Belfast and County Down Railway

Overview
- Dates of operation: 2 August 1848–1 October 1948
- Predecessor: Belfast, Holywood and Bangor Railway (1864-1884) Downpatrick, Dundrum and Newcastle Railway (1869-1884)
- Successor: Ulster Transport Authority

Technical
- Track gauge: 5 ft 3 in (1,600 mm)
- Length: 80 miles (130 km) (1925)
- Track length: 127 miles 11 chains (204.6 km) (1925)

= Belfast and County Down Railway =

Former Irish railway linking Belfast with County Down

The Belfast and County Down Railway (BCDR) was an Irish gauge railway in Ireland (later Northern Ireland) linking Belfast with County Down. It was built in the 19th century and absorbed into the Ulster Transport Authority in 1948. All but the line between Belfast and Bangor was closed in the 1950s, although some of it has been restored near Downpatrick by a heritage line, the Downpatrick and County Down Railway.

(Stored data entries)
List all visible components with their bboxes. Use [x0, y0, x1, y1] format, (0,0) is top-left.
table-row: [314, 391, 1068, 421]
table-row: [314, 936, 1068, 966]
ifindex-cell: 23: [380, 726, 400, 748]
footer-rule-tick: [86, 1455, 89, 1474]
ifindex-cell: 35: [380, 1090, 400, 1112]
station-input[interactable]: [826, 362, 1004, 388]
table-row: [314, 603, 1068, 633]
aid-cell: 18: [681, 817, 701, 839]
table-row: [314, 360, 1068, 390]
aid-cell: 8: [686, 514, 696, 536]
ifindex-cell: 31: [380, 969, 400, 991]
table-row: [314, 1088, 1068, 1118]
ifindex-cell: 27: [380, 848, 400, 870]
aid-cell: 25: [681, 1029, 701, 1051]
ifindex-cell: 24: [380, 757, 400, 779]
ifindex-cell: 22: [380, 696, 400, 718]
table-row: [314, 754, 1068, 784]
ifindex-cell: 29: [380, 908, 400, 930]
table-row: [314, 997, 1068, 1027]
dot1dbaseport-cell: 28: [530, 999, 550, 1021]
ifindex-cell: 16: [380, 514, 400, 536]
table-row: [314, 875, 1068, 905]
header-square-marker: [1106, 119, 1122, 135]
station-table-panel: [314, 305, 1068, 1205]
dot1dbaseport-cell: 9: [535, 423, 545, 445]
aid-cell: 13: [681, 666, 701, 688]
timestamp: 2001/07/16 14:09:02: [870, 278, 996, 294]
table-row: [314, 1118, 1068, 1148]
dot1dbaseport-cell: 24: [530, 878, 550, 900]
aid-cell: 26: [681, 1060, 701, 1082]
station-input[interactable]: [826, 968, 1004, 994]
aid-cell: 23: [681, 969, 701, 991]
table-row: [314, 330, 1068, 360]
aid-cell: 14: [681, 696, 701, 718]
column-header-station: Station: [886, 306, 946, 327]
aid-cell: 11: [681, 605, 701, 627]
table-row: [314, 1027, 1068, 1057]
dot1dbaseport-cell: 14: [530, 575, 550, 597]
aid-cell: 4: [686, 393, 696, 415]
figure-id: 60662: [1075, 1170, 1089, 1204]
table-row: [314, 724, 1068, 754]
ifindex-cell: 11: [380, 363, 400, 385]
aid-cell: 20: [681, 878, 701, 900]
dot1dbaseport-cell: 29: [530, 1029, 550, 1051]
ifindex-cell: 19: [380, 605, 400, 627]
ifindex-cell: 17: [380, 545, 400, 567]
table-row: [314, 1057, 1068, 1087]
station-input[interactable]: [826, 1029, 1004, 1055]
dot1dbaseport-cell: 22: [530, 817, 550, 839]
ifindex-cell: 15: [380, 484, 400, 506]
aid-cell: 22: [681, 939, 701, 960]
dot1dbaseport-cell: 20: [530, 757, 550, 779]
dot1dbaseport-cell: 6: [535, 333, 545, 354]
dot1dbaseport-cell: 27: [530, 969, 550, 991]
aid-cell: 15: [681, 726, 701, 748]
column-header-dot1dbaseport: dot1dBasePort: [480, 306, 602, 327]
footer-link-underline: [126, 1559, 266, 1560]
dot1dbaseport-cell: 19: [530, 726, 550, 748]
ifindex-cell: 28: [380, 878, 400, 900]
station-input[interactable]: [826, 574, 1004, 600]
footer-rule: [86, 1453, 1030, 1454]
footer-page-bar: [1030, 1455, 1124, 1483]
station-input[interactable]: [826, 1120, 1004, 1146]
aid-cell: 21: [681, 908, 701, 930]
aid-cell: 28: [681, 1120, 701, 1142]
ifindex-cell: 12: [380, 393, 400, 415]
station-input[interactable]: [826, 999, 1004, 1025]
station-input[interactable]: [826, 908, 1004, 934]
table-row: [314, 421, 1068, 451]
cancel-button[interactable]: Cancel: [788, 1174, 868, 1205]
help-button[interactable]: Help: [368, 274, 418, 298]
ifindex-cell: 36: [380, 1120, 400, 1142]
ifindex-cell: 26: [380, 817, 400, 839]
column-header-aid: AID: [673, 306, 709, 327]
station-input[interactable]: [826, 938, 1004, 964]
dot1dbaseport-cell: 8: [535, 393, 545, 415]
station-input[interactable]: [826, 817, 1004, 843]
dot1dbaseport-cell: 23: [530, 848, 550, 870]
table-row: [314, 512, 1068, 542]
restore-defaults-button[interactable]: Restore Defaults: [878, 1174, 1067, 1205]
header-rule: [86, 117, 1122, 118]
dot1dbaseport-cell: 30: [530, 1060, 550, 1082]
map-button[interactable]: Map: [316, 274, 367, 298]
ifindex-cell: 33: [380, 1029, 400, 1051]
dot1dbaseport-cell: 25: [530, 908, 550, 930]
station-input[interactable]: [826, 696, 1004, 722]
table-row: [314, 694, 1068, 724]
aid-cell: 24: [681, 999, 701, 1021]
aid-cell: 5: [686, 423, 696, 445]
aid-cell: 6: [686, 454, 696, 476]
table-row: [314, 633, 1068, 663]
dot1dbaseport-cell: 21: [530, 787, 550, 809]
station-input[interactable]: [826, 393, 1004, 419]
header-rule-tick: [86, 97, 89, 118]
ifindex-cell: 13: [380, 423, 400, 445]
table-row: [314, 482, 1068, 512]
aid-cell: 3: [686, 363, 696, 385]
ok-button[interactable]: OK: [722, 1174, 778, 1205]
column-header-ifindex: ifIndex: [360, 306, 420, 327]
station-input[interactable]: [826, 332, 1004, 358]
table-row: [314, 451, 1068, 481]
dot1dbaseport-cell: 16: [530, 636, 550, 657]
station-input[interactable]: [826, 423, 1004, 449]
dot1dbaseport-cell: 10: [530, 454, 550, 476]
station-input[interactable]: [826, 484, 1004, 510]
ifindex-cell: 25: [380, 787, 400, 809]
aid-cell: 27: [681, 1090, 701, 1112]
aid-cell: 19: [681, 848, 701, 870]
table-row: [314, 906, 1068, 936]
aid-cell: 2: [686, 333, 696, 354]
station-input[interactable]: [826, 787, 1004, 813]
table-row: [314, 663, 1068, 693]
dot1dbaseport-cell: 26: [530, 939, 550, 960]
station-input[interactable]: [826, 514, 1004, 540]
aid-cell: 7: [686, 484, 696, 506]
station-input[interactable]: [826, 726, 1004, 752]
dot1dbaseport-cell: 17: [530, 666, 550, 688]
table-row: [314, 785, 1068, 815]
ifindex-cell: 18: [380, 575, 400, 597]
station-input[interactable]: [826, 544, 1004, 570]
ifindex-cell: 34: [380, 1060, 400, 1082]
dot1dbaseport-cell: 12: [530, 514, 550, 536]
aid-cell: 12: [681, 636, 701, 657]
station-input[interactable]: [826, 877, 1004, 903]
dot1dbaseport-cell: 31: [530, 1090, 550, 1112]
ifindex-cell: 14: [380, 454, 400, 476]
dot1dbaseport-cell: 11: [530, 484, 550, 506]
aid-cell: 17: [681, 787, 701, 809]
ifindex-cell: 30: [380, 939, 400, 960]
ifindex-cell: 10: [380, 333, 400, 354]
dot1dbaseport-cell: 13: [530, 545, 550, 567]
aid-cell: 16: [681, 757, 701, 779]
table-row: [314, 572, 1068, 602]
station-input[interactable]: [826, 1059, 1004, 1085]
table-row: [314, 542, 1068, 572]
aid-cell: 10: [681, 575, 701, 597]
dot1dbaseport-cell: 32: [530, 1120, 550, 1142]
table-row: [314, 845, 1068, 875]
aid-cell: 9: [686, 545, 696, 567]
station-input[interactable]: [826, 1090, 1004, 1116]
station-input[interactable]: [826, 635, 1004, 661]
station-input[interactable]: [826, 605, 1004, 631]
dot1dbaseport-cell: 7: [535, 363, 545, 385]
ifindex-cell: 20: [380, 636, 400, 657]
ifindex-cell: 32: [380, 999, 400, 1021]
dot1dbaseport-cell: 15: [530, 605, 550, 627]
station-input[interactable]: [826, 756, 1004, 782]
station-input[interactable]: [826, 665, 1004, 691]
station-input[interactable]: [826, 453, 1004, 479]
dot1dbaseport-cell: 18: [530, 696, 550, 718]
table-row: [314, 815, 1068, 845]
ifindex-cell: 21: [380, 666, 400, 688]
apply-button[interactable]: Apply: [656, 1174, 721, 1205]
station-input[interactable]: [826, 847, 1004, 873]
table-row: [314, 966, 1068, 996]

Action item:
Continue the passage on the Belfast and County Down Railway, starting after its final sentence. These rows have no connection to the passage on the Belfast and County Down Railway.

Response to this task:
==History==
The company was incorporated by the Belfast and County Down Railway Act 1846 (9 & 10 Vict. c. lxxxvii) on 26 June 1846 with the first section of line from Belfast to Holywood opening for traffic on 2 August 1848. The line was further extended to Bangor by the Belfast, Holywood and Bangor Railway (BHBR), opening on 1 May 1865, and acquired by the BCDR under the Belfast and County Down Railway (Bangor Transfer) Act 1884 (47 & 48 Vict. c. cxx). The line to Downpatrick was opened on 25 March 1859. The line from Downpatrick to Newcastle was built by the Downpatrick, Dundrum and Newcastle Railway, opening on 25 March 1869 and absorbed by BCDR under the Belfast and County Down Railway (Newcastle Transfer) Act 1881 (44 & 45 Vict. c. ccxiii). The railway's first chief engineer was Sir John Macneill, who was responsible for allowing the railway to cross the marshy River Quoile.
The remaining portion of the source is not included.